Aim of the exercise ▸ Reproduce the listing exactly, with no pictures in your copy.

Extracted information ▸
■ ■ ■ ■

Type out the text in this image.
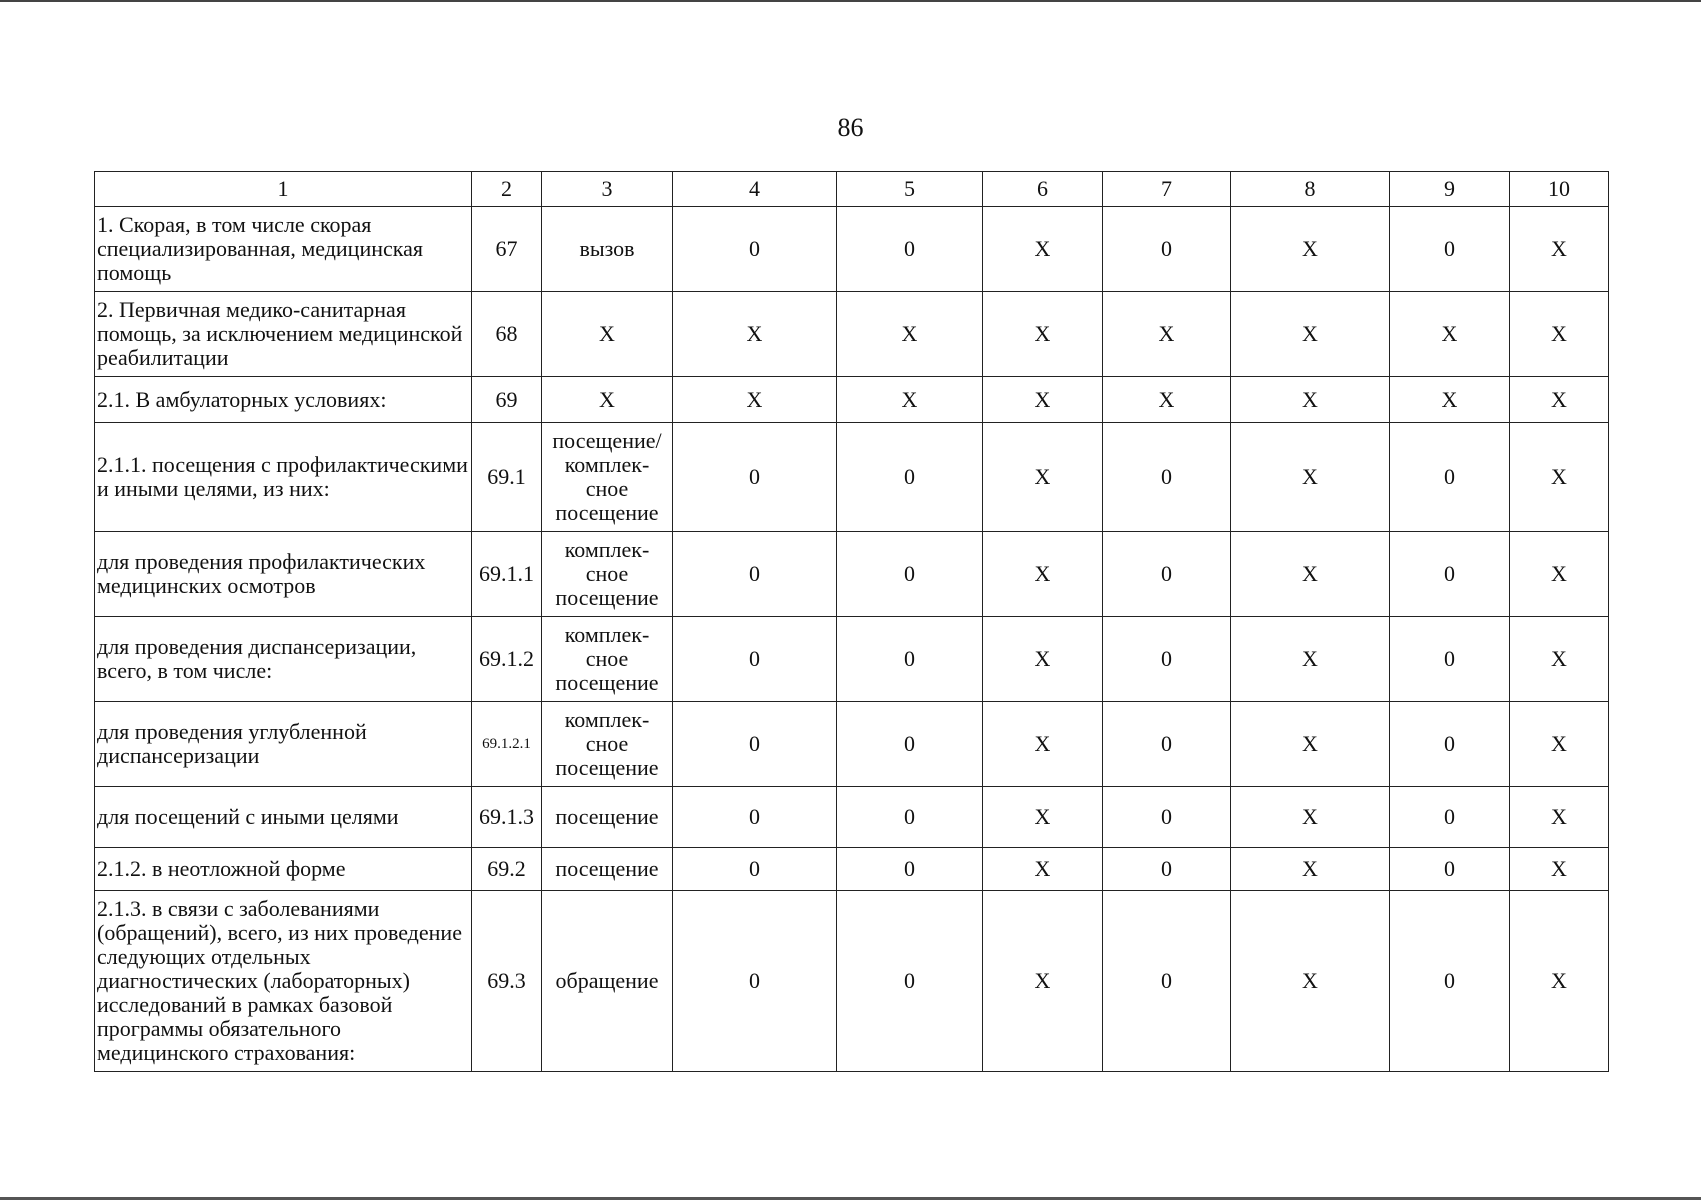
86
1	2	3	4	5	6	7	8	9	10
1. Скорая, в том числе скорая специализированная, медицинская помощь	67	вызов	0	0	X	0	X	0	X
2. Первичная медико-санитарная помощь, за исключением медицинской реабилитации	68	X	X	X	X	X	X	X	X
2.1. В амбулаторных условиях:	69	X	X	X	X	X	X	X	X
2.1.1. посещения с профилактическими и иными целями, из них:	69.1	посещение/ комплек-сное посещение	0	0	X	0	X	0	X
для проведения профилактических медицинских осмотров	69.1.1	комплек-сное посещение	0	0	X	0	X	0	X
для проведения диспансеризации, всего, в том числе:	69.1.2	комплек-сное посещение	0	0	X	0	X	0	X
для проведения углубленной диспансеризации	69.1.2.1	комплек-сное посещение	0	0	X	0	X	0	X
для посещений с иными целями	69.1.3	посещение	0	0	X	0	X	0	X
2.1.2. в неотложной форме	69.2	посещение	0	0	X	0	X	0	X
2.1.3. в связи с заболеваниями (обращений), всего, из них проведение следующих отдельных диагностических (лабораторных) исследований в рамках базовой программы обязательного медицинского страхования:	69.3	обращение	0	0	X	0	X	0	X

■ ■ ■ ■

Response below ▸
Type out the text in this image.
86
1	2	3	4	5	6	7	8	9	10
1. Скорая, в том числе скорая специализированная, медицинская помощь	67	вызов	0	0	X	0	X	0	X
2. Первичная медико-санитарная помощь, за исключением медицинской реабилитации	68	X	X	X	X	X	X	X	X
2.1. В амбулаторных условиях:	69	X	X	X	X	X	X	X	X
2.1.1. посещения с профилактическими и иными целями, из них:	69.1	посещение/ комплек-сное посещение	0	0	X	0	X	0	X
для проведения профилактических медицинских осмотров	69.1.1	комплек-сное посещение	0	0	X	0	X	0	X
для проведения диспансеризации, всего, в том числе:	69.1.2	комплек-сное посещение	0	0	X	0	X	0	X
для проведения углубленной диспансеризации	69.1.2.1	комплек-сное посещение	0	0	X	0	X	0	X
для посещений с иными целями	69.1.3	посещение	0	0	X	0	X	0	X
2.1.2. в неотложной форме	69.2	посещение	0	0	X	0	X	0	X
2.1.3. в связи с заболеваниями (обращений), всего, из них проведение следующих отдельных диагностических (лабораторных) исследований в рамках базовой программы обязательного медицинского страхования:	69.3	обращение	0	0	X	0	X	0	X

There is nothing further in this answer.